## Goal
Render the material from the line containing "alipay-icon: 支 [2,674,28,700]" through the line containing "section-title: 充值金额 [2,280,66,302]" as a Markdown table with the columns No. and Entry. Put a row number in No. and each line in Entry, leave out blank lines, and include nothing outside that span.

◆ ◆ ◆

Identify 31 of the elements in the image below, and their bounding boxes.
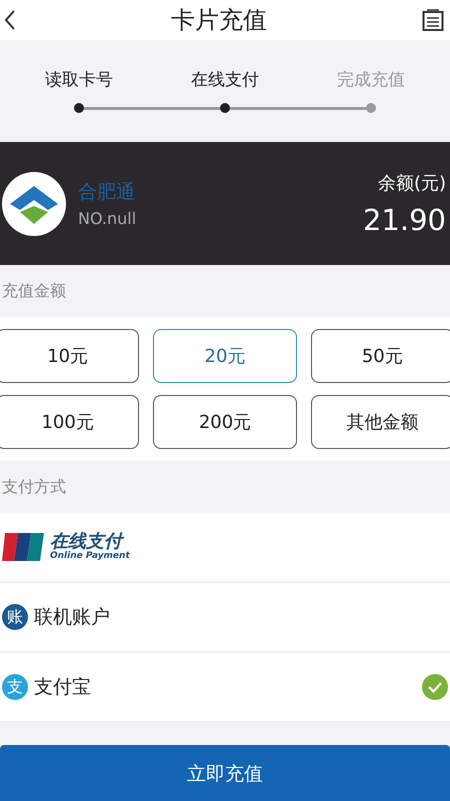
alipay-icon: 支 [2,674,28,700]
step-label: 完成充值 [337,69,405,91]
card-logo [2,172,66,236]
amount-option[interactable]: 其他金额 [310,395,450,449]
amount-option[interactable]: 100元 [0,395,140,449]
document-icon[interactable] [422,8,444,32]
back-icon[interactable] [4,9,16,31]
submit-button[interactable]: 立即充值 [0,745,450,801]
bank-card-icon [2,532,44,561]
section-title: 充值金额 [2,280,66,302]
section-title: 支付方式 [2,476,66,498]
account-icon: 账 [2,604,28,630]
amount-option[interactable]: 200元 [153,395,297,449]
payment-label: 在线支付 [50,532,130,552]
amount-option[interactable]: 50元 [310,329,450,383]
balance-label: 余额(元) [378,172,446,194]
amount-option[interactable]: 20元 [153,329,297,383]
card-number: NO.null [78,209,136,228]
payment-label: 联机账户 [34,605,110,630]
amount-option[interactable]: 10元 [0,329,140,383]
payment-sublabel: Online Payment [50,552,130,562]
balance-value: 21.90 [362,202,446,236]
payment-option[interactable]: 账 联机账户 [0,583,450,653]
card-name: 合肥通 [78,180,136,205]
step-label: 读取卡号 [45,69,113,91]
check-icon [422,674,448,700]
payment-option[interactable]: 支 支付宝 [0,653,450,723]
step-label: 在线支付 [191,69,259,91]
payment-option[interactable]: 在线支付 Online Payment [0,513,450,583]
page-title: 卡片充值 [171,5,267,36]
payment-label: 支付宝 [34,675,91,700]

◆ ◆ ◆

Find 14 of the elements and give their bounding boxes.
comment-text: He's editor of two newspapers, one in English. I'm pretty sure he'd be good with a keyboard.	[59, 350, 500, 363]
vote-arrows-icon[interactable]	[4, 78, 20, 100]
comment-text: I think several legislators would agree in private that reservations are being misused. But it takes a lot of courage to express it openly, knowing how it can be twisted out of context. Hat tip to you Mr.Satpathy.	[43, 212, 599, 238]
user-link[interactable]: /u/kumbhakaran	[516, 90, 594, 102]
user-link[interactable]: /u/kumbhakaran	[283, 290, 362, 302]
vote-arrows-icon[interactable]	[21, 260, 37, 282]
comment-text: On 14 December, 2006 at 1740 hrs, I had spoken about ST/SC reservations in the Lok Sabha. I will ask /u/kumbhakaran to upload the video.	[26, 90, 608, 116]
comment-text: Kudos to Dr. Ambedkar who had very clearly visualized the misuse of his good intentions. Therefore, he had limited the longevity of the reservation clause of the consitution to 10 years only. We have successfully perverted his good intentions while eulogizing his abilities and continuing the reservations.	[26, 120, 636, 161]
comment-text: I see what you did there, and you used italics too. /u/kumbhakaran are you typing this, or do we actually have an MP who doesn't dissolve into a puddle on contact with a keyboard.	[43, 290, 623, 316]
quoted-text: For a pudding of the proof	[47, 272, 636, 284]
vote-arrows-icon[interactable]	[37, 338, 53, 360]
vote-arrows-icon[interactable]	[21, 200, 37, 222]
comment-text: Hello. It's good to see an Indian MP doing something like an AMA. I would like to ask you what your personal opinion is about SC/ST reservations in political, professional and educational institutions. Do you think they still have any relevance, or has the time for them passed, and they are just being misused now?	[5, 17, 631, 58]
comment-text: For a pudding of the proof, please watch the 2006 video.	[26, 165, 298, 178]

◆ ◆ ◆

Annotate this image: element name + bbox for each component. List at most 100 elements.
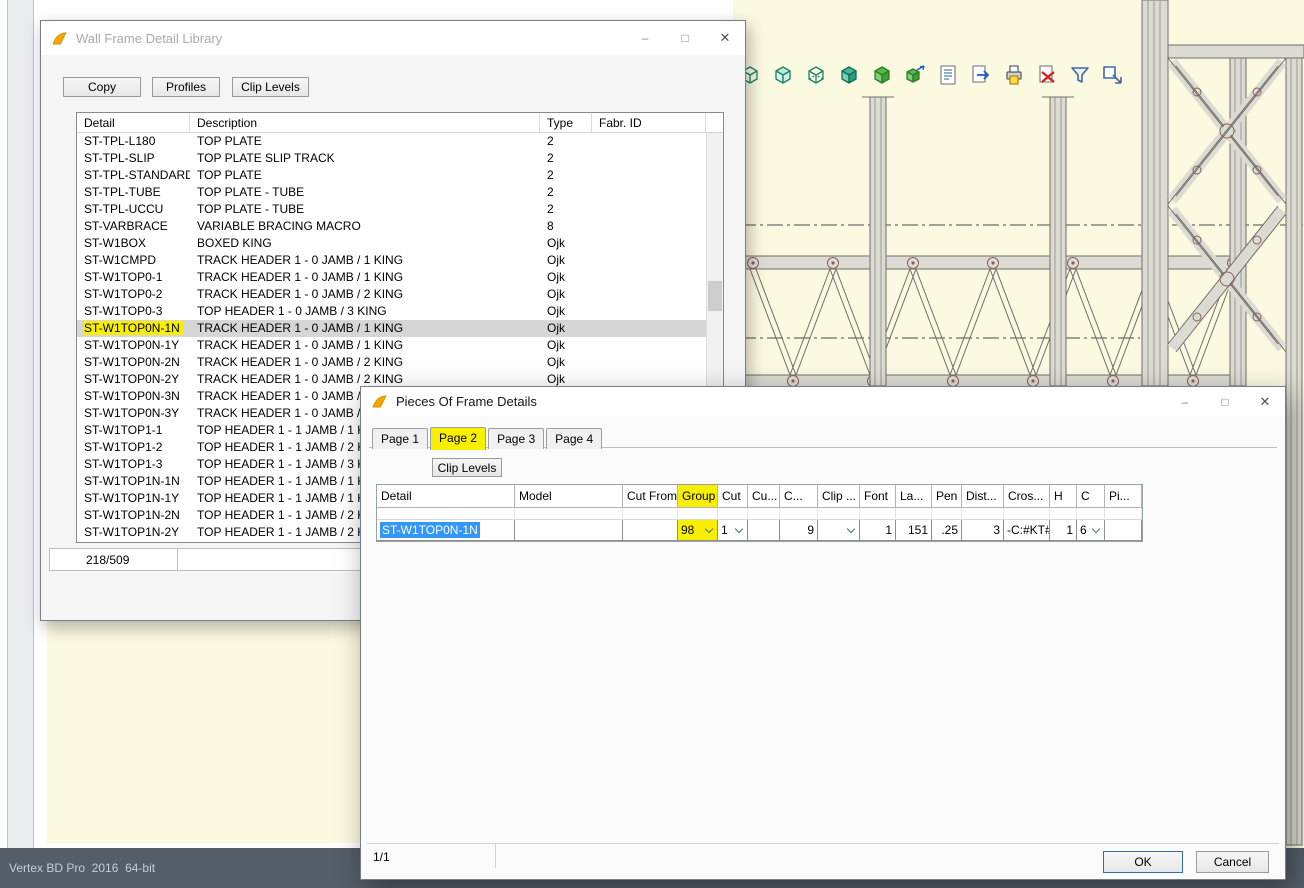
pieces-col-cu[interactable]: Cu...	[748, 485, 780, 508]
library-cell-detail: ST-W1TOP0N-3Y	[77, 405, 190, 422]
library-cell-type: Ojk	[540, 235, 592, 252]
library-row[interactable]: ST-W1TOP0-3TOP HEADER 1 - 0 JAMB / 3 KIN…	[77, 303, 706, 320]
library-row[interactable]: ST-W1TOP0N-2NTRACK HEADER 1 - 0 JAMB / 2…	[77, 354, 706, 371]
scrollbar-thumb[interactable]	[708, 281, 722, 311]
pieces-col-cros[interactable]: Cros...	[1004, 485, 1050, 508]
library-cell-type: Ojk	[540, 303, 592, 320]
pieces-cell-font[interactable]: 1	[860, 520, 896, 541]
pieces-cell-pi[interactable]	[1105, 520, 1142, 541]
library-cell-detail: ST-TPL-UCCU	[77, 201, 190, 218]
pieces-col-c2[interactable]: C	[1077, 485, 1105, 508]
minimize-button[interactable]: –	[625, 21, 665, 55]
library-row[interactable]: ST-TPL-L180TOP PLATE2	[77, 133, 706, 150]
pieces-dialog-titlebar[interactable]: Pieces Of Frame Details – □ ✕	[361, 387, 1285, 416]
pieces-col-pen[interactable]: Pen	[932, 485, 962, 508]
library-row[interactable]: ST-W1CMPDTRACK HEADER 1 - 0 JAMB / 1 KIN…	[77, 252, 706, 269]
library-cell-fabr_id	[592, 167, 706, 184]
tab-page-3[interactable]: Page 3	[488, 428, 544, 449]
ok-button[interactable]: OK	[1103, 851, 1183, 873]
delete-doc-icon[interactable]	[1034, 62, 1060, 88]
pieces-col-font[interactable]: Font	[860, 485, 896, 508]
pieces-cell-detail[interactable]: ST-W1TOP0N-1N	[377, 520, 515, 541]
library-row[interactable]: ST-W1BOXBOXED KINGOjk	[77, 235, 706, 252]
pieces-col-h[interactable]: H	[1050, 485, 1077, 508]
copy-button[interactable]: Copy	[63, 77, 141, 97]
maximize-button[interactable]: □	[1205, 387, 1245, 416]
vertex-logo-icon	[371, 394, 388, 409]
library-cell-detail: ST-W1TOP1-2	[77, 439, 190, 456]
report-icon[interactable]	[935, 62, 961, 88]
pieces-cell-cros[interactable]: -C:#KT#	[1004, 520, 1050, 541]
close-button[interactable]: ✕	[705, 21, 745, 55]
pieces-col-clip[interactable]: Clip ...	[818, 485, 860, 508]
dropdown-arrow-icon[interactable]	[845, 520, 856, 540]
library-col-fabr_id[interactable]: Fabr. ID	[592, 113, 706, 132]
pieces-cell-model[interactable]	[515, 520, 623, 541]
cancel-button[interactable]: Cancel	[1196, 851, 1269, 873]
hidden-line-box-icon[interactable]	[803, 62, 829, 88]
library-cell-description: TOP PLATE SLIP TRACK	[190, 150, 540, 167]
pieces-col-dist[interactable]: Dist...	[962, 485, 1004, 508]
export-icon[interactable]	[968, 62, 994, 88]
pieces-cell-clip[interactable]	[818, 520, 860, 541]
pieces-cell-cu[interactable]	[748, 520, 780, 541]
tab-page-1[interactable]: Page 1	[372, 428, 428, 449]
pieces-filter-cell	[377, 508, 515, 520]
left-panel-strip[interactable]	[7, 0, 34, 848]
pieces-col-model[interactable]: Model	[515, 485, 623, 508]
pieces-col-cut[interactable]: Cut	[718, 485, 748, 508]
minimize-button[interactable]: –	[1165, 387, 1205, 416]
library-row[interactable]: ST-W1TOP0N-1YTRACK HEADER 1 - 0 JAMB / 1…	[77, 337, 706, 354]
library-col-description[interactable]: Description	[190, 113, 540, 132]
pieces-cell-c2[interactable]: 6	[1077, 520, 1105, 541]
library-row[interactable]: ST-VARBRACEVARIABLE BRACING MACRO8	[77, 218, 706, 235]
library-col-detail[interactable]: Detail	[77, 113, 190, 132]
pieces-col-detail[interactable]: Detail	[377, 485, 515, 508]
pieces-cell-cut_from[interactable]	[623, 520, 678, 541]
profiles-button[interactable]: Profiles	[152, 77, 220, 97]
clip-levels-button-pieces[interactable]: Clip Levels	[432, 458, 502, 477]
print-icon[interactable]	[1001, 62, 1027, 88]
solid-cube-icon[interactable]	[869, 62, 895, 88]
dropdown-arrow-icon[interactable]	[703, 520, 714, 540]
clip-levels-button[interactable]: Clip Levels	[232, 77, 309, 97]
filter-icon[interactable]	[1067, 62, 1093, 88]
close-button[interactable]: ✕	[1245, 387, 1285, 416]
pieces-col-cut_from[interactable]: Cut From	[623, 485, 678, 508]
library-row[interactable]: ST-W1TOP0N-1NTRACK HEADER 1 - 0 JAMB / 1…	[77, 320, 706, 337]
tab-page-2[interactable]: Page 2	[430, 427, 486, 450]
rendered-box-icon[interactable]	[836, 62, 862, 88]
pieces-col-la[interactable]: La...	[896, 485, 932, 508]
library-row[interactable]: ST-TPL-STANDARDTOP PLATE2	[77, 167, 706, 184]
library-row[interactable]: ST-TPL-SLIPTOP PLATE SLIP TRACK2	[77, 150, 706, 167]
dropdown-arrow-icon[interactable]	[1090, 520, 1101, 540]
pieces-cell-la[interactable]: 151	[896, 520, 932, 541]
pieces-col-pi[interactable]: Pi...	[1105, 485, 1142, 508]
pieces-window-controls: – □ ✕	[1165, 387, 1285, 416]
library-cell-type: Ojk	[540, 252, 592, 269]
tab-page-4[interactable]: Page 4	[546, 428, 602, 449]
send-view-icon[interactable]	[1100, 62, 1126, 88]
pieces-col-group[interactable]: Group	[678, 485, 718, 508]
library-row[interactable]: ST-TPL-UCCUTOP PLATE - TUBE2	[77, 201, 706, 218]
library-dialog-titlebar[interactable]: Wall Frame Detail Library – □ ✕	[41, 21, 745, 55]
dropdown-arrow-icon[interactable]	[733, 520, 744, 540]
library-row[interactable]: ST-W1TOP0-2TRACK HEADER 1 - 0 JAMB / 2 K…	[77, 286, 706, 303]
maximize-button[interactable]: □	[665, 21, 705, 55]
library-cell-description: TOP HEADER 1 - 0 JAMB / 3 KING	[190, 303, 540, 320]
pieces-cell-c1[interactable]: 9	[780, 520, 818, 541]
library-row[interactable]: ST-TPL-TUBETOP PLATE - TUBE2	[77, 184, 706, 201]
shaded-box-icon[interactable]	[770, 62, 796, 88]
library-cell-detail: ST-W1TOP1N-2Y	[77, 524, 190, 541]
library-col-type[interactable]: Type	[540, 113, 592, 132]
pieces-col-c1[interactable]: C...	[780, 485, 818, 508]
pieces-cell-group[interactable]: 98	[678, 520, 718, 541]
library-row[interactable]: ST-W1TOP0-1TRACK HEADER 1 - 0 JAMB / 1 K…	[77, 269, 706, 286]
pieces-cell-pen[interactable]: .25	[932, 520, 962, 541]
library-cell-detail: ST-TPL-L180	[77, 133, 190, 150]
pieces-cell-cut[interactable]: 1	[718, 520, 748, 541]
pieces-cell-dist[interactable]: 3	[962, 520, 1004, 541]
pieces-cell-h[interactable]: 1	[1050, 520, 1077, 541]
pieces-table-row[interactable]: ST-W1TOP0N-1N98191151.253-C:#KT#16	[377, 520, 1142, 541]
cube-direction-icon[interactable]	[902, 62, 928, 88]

◆ ◆ ◆

## Response below
| No. | Entry |
|---|---|
| 1 | alipay-icon: 支 [2,674,28,700] |
| 2 | step-label: 完成充值 [337,69,405,91] |
| 3 | card-logo [2,172,66,236] |
| 4 | amount-option[interactable]: 其他金额 [310,395,450,449] |
| 5 | amount-option[interactable]: 100元 [0,395,140,449] |
| 6 | document-icon[interactable] [422,8,444,32] |
| 7 | back-icon[interactable] [4,9,16,31] |
| 8 | submit-button[interactable]: 立即充值 [0,745,450,801] |
| 9 | bank-card-icon [2,532,44,561] |
| 10 | section-title: 充值金额 [2,280,66,302] |